Task description
Work through the data and report how many lines include the string "рациона", giving the number alone.

Collected data
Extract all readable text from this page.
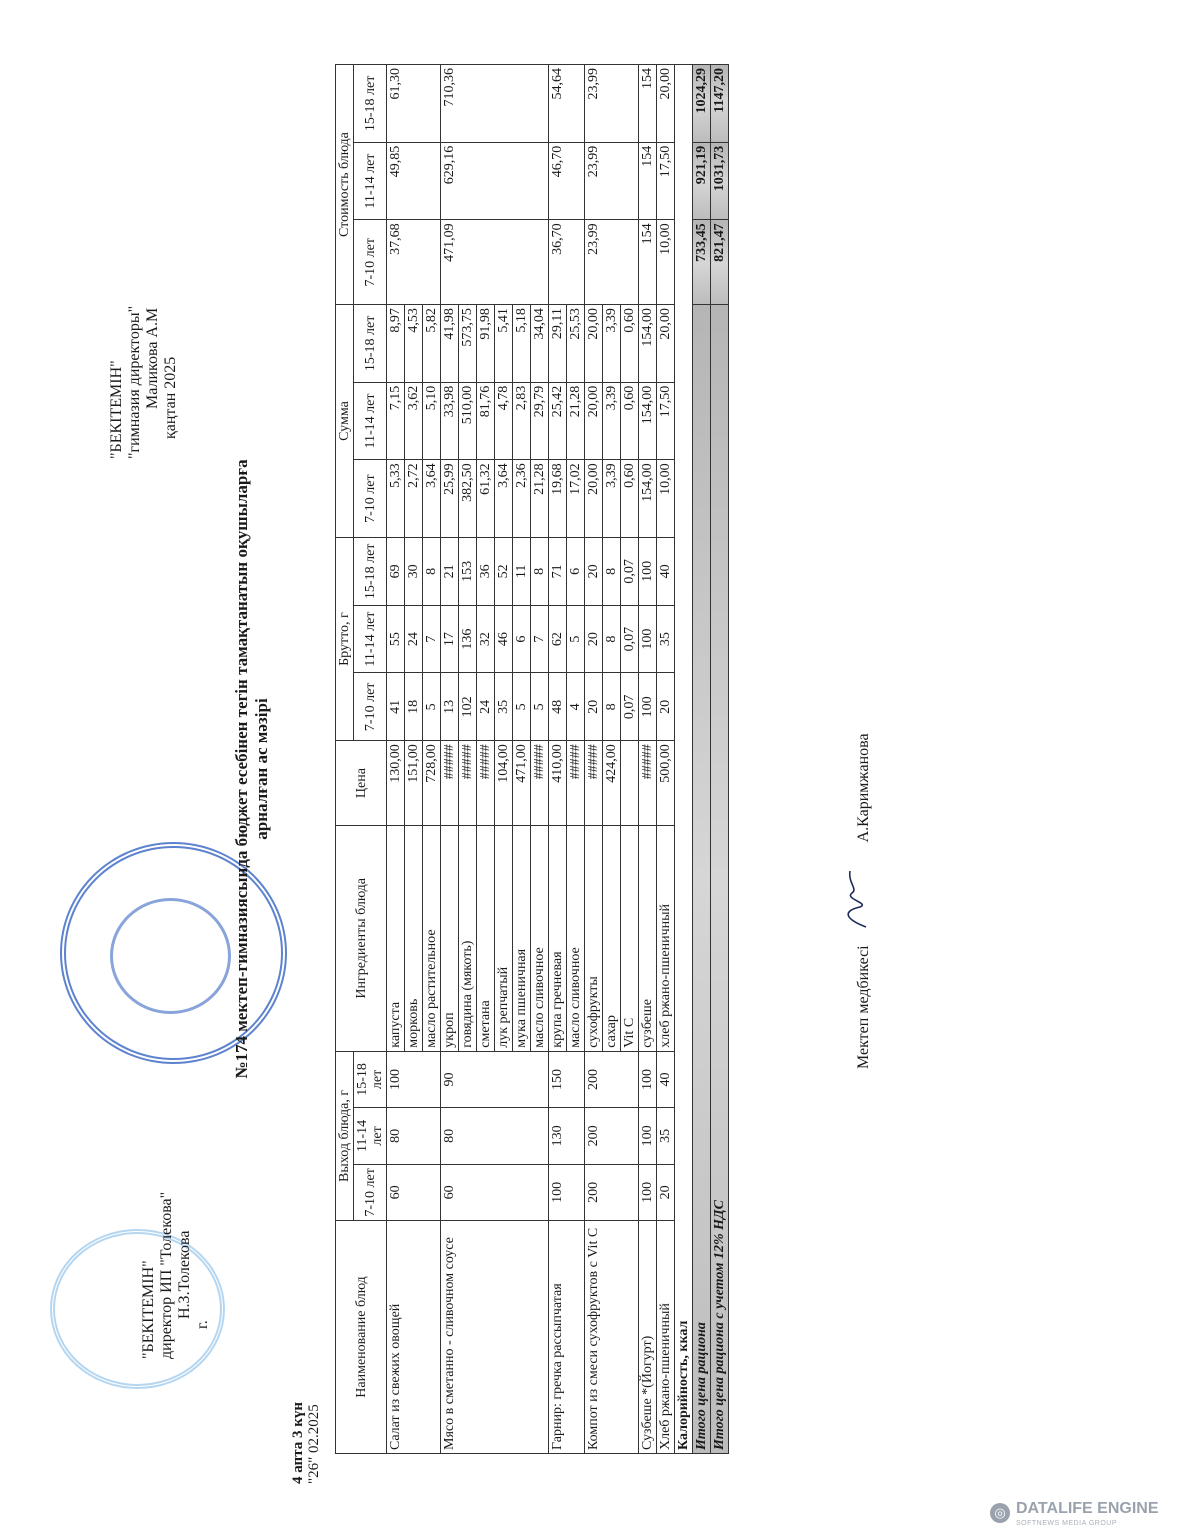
"БЕКІТЕМІН" директор ИП "Толекова" Н.З.Толекова
г.
"БЕКІТЕМІН" "гимназия директоры" Маликова А.М қаңтан 2025
№174 мектеп-гимназиясында бюджет есебінен тегін тамақтанатын оқушыларға арналған ас мәзірі
4 апта 3 күн "26" 02.2025
Наименование блюд	Выход блюда, г			Ингредиенты блюда	Цена	Брутто, г			Сумма			Стоимость блюда		
	7-10 лет	11-14 лет	15-18 лет			7-10 лет	11-14 лет	15-18 лет	7-10 лет	11-14 лет	15-18 лет	7-10 лет	11-14 лет	15-18 лет
Салат из свежих овощей	60	80	100	капуста	130,00	41	55	69	5,33	7,15	8,97	37,68	49,85	61,30
				морковь	151,00	18	24	30	2,72	3,62	4,53			
				масло растительное	728,00	5	7	8	3,64	5,10	5,82			
Мясо в сметанно - сливочном соусе	60	80	90	укроп	#####	13	17	21	25,99	33,98	41,98	471,09	629,16	710,36
				говядина (мякоть)	#####	102	136	153	382,50	510,00	573,75			
				сметана	#####	24	32	36	61,32	81,76	91,98			
				лук репчатый	104,00	35	46	52	3,64	4,78	5,41			
				мука пшеничная	471,00	5	6	11	2,36	2,83	5,18			
				масло сливочное	#####	5	7	8	21,28	29,79	34,04			
Гарнир: гречка рассыпчатая	100	130	150	крупа гречневая	410,00	48	62	71	19,68	25,42	29,11	36,70	46,70	54,64
				масло сливочное	#####	4	5	6	17,02	21,28	25,53			
Компот из смеси сухофруктов с Vit C	200	200	200	сухофрукты	#####	20	20	20	20,00	20,00	20,00	23,99	23,99	23,99
				сахар	424,00	8	8	8	3,39	3,39	3,39			
				Vit C		0,07	0,07	0,07	0,60	0,60	0,60			
Сузбеше *(Йогурт)	100	100	100	сузбеше	#####	100	100	100	154,00	154,00	154,00	154	154	154
Хлеб ржано-пшеничный	20	35	40	хлеб ржано-пшеничный	500,00	20	35	40	10,00	17,50	20,00	10,00	17,50	20,00
Калорийность, ккал														
Итого цена рациона												733,45	921,19	1024,29
Итого цена рациона с учетом 12% НДС												821,47	1031,73	1147,20
Мектеп медбикесі  А.Каримжанова
◎ DATALIFE ENGINE
SOFTNEWS MEDIA GROUP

Output of the exercise
2